▶ **Passage shown**
I am Darrell Bock, executive director for the Howard G. Hendricks Center for Christian Leadership and Cultural Engagement. We’re glad you’re with us today, and our topic for today is probably one a little bit different than what we normally do, the kind of thing we normally do, and that is the arts and cultural engagement and how those two relate to one another. We’re going to talk about the arts and how they work in a way that helps us to understand both the challenge and the dilemma of being a Christian in the arts in the context of our culture. But first, Reg, tell us about the media arts program here at Dallas. Tell us about what’s involved in that and your role in it.
Reg Grant:
We started a program in media arts back in 2005. Actually, that was the beginning for the master of arts in media and communication degree program. Prior to that, in 1994, we had begun a THM emphasis – back in those days we called them “tracks” in the Master of Theology program, the four-year program that we have here – called the “media arts ministry track.” So we sort of combined them. We have ThM students in the program now, and we’ve had master’s level students in the program since 2005.
I’m the director. I designed the program and I’m directing the program now. We have 60-something at this point in what we call the MAMC, the master of arts in media and communication degree program.
Darrell Bock:
That’s 60-something students.
Reg Grant:
Students, yes, and around 20-something, which has been fairly consistent since 1994, in the ThM emphasis part of the program. So roughly 100-ish, 90 to 100 students in the program.
Darrell Bock:
So when we say media arts, what are we talking about specifically? What kinds of specific skills are the students coming with.
Reg Grant:
It’s fairly broad based, Darrell. We have three emphases within the program. One is a writing emphasis, one is a presentation emphasis, and one is a worship emphasis. And when we began the program, the one with the least oomph to it was the worship part of it. We were strong in writing, strong in presentation. The worship component of it was the weakest, but over the years since 2005 in particular, we’ve had more and more students wanting training in worship and especially the theological and biblical components of worship. How do I know when I go out that I am going to be able to present accurately, clearly, interestingly, relevantly the Word of God? And so we equip those students who are going into worship ministries in local church with those tools, and we are bolstering that part of the program now so that it is truly the third leg of the stool for Masters of Arts in Media students.
Darrell Bock:
I see lots of people who engage in worship, and basically they go and they play their music, and oftentimes they don’t talk about what’s behind the hymns or help the audience relate to what it is that they’re singing, so that’s actually a pretty important skill in terms of framing a worship service in such a way that you get the full impact and appreciation of what it is that you’re singing or doing.

▶ **Layout region data**
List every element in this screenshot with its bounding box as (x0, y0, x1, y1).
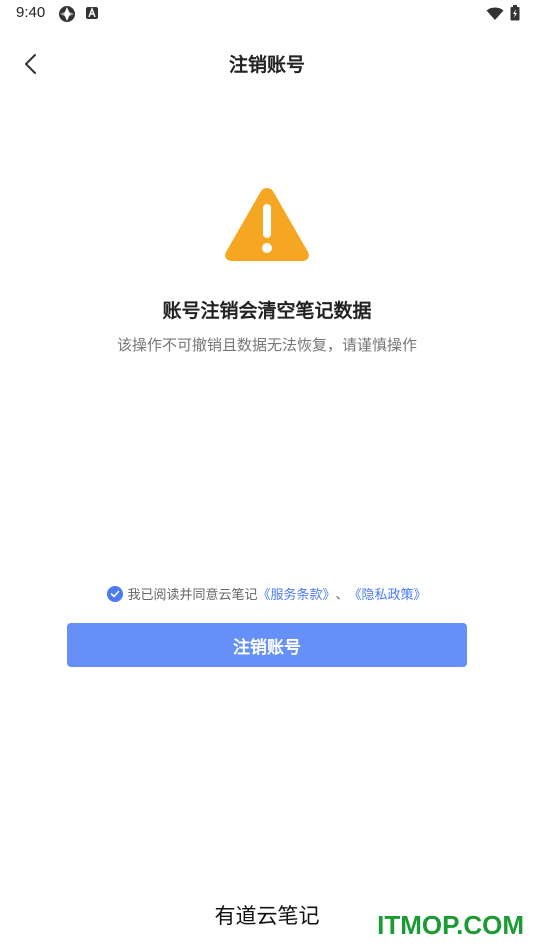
aperture-icon (58, 5, 76, 27)
check-icon (111, 590, 120, 597)
terms-link[interactable]: 《服务条款》 (257, 584, 335, 603)
warning-heading: 账号注销会清空笔记数据 (162, 300, 372, 322)
status-bar: 9:40 (0, 0, 534, 28)
header: 注销账号 (0, 40, 534, 86)
agreement-row: 我已阅读并同意云笔记 《服务条款》 、 《隐私政策》 (0, 584, 534, 603)
wifi-icon (486, 6, 504, 25)
battery-icon (510, 5, 520, 25)
agreement-text: 我已阅读并同意云笔记 (127, 588, 258, 603)
app-notification-icon (85, 5, 99, 24)
status-right-group (486, 5, 520, 25)
agreement-separator: 、 (335, 588, 349, 603)
status-time: 9:40 (16, 4, 46, 21)
watermark-logo: ITMOP.COM (377, 910, 524, 940)
privacy-link[interactable]: 《隐私政策》 (349, 584, 427, 603)
agreement-checkbox[interactable] (107, 585, 124, 602)
page-title: 注销账号 (228, 54, 305, 76)
warning-icon (222, 184, 312, 264)
warning-subtext: 该操作不可撤销且数据无法恢复，请谨慎操作 (116, 336, 417, 354)
cancel-account-button[interactable]: 注销账号 (67, 623, 467, 667)
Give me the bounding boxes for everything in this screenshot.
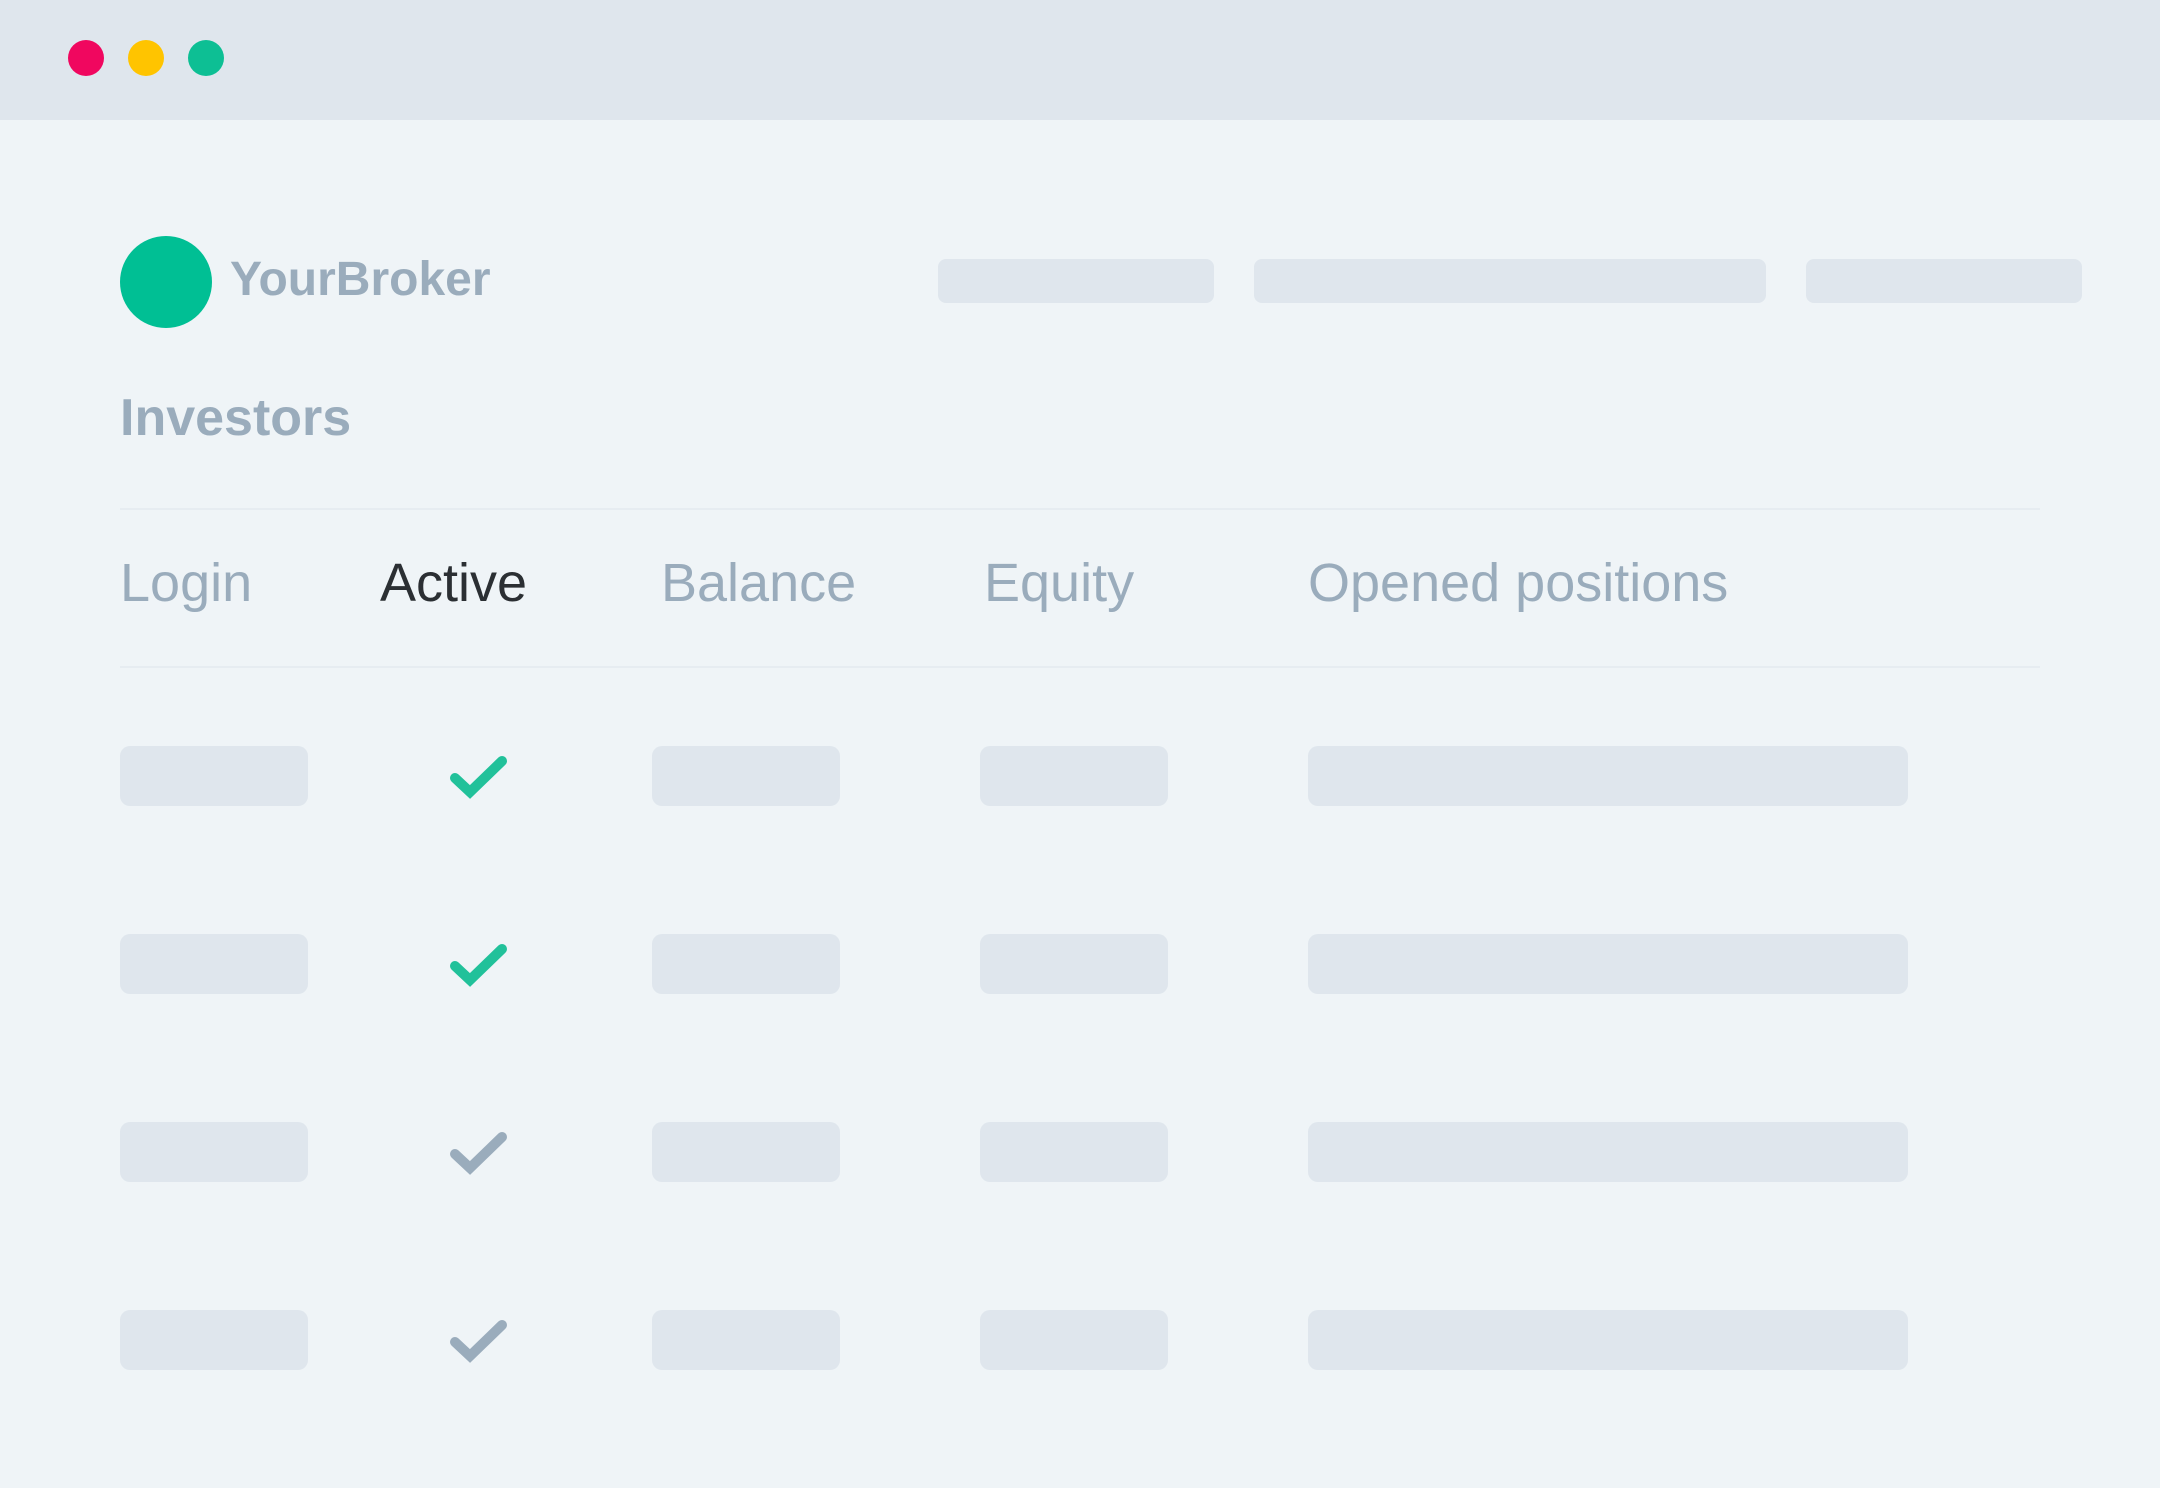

▶ **Request**
Copy out the transcript from "I’m the director." up to and including "students coming with.", putting "sixty-something" wherever "60-something" appears.

▶ **The answer**
I’m the director. I designed the program and I’m directing the program now. We have sixty-something at this point in what we call the MAMC, the master of arts in media and communication degree program.
Darrell Bock:
That’s sixty-something students.
Reg Grant:
Students, yes, and around 20-something, which has been fairly consistent since 1994, in the ThM emphasis part of the program. So roughly 100-ish, 90 to 100 students in the program.
Darrell Bock:
So when we say media arts, what are we talking about specifically? What kinds of specific skills are the students coming with.